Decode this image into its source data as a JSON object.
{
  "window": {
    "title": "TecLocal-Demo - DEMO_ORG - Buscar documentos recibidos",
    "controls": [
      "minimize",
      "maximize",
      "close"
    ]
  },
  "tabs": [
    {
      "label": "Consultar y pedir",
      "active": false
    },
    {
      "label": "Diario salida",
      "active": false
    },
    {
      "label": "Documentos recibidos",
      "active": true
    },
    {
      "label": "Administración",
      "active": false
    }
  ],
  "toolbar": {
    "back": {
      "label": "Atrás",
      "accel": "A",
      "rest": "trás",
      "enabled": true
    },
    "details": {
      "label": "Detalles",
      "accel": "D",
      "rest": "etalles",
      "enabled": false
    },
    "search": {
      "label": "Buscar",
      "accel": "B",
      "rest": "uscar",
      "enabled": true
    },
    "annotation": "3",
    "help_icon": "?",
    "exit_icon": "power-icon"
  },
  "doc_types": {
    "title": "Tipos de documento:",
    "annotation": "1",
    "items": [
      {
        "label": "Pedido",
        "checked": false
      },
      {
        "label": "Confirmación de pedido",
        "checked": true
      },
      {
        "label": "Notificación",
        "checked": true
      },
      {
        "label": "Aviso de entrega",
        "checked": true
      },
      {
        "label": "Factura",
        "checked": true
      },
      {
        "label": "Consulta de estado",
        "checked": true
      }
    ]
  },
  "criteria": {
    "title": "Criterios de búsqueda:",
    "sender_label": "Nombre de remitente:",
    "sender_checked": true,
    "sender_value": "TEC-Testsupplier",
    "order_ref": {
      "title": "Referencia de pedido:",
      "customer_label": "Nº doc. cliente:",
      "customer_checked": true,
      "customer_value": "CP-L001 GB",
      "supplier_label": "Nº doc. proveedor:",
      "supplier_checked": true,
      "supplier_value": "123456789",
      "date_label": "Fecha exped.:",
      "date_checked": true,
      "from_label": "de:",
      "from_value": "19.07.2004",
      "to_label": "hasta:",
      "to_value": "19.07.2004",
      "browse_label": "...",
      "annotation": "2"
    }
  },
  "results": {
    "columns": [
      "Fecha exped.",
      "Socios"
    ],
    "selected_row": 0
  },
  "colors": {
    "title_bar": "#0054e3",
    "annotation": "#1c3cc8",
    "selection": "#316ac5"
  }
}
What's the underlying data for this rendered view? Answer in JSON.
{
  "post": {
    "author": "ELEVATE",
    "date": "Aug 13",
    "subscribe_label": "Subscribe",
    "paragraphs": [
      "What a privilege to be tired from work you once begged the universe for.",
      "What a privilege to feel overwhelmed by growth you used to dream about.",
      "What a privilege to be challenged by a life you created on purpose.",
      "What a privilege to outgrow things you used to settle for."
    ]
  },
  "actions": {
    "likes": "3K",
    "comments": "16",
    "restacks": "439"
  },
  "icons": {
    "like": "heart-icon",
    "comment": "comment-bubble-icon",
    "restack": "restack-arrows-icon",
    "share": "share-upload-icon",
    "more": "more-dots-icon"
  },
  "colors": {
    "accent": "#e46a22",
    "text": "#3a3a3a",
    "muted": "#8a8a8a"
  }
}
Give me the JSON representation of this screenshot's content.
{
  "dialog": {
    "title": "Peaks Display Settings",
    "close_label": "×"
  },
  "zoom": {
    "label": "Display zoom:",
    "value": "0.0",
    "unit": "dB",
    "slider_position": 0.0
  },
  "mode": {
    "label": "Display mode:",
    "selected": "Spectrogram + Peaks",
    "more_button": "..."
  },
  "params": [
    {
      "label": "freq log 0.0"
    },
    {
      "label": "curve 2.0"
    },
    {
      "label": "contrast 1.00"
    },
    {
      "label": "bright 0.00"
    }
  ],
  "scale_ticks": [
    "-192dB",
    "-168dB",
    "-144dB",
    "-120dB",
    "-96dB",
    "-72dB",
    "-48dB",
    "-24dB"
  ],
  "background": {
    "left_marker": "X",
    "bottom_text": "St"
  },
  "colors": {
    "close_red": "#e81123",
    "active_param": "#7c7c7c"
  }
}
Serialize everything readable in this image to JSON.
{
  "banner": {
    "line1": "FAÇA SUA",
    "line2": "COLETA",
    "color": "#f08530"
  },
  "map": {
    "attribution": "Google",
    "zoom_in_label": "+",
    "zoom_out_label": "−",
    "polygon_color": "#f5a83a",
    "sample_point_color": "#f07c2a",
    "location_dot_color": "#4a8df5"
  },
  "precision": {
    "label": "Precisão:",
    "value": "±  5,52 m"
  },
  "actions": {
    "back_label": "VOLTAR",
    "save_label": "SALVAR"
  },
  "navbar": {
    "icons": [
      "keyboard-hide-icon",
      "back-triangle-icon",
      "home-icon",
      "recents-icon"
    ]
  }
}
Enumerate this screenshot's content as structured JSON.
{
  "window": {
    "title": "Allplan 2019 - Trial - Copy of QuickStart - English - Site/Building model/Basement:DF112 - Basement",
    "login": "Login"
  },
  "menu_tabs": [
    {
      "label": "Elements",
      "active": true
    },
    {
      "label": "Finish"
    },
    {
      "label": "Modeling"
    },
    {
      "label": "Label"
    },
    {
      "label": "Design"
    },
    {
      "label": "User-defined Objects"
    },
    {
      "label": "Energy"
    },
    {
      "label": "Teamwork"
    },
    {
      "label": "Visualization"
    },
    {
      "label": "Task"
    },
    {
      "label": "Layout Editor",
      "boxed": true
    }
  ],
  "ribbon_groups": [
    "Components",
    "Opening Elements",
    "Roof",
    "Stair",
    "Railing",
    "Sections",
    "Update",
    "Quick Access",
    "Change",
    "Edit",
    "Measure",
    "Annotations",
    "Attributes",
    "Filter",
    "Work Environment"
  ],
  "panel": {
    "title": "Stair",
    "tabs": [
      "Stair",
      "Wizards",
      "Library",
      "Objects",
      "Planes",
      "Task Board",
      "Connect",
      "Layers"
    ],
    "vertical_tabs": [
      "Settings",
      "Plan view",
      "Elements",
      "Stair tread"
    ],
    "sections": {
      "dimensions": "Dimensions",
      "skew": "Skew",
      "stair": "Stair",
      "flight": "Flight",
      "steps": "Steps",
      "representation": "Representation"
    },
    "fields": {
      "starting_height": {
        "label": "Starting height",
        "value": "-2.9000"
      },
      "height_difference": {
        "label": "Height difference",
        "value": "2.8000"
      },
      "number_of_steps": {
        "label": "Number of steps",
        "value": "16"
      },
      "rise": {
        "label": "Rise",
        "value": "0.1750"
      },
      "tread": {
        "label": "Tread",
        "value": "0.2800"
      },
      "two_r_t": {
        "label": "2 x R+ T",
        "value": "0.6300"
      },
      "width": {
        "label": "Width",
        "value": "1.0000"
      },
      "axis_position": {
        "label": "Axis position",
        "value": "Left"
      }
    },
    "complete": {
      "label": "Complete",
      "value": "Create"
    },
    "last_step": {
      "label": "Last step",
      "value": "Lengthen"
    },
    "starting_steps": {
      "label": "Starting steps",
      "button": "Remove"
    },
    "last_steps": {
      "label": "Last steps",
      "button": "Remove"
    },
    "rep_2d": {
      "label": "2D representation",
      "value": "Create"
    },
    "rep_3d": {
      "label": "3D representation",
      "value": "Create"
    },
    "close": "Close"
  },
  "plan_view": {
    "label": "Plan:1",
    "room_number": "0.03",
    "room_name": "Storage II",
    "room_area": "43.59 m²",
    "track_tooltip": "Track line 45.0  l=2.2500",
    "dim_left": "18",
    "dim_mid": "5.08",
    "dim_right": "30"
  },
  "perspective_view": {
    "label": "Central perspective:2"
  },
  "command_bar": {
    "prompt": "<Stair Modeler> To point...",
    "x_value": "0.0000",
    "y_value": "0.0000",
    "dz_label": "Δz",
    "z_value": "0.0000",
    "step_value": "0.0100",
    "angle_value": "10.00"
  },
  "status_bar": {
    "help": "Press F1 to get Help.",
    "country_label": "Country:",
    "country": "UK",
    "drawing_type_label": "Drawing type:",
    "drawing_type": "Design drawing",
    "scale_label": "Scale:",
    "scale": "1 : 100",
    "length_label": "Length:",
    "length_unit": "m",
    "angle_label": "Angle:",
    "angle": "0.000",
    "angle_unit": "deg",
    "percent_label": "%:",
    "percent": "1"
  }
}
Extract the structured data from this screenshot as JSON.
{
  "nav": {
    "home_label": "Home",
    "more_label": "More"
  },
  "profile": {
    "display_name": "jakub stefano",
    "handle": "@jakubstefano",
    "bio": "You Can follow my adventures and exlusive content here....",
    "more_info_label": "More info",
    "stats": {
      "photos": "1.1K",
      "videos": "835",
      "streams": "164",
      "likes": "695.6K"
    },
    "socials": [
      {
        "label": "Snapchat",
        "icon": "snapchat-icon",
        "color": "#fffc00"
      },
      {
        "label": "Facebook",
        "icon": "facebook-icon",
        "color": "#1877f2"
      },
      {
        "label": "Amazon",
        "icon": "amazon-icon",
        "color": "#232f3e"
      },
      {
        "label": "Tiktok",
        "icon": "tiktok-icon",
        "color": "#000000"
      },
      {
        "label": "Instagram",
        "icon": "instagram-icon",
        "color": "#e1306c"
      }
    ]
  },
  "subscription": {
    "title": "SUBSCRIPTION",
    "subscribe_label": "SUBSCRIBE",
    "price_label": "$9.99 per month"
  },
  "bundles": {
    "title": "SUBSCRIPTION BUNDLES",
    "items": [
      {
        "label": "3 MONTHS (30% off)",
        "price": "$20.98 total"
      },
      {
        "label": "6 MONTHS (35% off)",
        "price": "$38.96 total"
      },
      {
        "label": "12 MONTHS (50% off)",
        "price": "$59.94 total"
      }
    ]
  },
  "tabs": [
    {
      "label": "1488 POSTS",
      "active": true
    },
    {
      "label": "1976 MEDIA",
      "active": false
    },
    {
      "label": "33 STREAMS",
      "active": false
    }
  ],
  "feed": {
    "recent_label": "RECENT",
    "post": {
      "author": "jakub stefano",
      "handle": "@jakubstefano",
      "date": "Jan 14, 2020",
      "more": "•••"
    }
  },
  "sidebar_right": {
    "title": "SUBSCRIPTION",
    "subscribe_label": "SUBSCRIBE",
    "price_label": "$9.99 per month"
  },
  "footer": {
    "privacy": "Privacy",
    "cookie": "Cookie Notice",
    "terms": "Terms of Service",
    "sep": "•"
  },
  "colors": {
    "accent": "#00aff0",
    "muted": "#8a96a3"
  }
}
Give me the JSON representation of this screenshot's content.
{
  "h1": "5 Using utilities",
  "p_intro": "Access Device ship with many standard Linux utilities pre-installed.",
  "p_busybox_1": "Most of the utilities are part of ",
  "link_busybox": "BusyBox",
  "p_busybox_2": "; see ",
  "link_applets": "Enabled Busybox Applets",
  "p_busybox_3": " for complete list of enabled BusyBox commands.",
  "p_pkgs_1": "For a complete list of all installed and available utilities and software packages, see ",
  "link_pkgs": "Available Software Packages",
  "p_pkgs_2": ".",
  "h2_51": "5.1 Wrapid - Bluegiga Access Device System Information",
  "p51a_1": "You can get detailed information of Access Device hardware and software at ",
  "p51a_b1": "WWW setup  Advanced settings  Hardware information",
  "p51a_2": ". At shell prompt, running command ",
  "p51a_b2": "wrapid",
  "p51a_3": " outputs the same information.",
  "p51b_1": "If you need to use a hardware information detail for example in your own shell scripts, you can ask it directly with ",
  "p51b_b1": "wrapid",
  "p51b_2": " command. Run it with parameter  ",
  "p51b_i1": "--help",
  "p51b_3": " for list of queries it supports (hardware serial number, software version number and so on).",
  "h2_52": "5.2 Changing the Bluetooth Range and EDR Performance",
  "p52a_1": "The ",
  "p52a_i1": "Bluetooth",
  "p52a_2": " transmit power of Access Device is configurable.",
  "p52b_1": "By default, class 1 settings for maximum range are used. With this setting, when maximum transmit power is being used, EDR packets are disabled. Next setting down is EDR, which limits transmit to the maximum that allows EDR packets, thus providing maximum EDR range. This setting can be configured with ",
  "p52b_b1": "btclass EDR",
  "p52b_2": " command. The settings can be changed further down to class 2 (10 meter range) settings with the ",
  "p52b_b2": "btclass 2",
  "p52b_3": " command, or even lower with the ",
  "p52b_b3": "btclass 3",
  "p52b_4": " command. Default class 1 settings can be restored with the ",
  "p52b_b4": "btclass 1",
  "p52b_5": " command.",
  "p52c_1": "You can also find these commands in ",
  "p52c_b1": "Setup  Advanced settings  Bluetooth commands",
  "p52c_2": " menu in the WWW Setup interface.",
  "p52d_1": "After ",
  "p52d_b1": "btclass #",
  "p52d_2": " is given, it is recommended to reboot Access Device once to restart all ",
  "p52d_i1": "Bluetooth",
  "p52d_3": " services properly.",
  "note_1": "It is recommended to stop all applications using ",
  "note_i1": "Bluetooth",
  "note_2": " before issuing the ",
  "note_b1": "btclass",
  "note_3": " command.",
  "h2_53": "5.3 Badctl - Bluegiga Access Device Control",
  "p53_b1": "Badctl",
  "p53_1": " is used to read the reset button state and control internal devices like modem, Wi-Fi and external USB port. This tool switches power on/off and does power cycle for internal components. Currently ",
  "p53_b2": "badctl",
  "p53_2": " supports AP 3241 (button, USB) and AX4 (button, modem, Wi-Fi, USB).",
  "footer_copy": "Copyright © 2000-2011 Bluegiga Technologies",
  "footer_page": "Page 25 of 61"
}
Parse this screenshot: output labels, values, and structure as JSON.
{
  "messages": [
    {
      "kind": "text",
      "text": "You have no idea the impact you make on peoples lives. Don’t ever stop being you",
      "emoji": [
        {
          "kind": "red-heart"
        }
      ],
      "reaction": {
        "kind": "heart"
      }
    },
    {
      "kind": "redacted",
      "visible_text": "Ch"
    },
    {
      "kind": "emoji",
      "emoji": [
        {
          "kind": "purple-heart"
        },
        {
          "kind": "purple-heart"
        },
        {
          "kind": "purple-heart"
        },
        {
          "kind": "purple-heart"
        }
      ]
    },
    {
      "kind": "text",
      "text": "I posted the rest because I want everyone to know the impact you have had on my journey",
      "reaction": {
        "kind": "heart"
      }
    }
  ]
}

### YOUR GOAL
Say, as a bare number, how many lines in the entries above include the string "impact".

### RESULT OF THE EXERCISE
2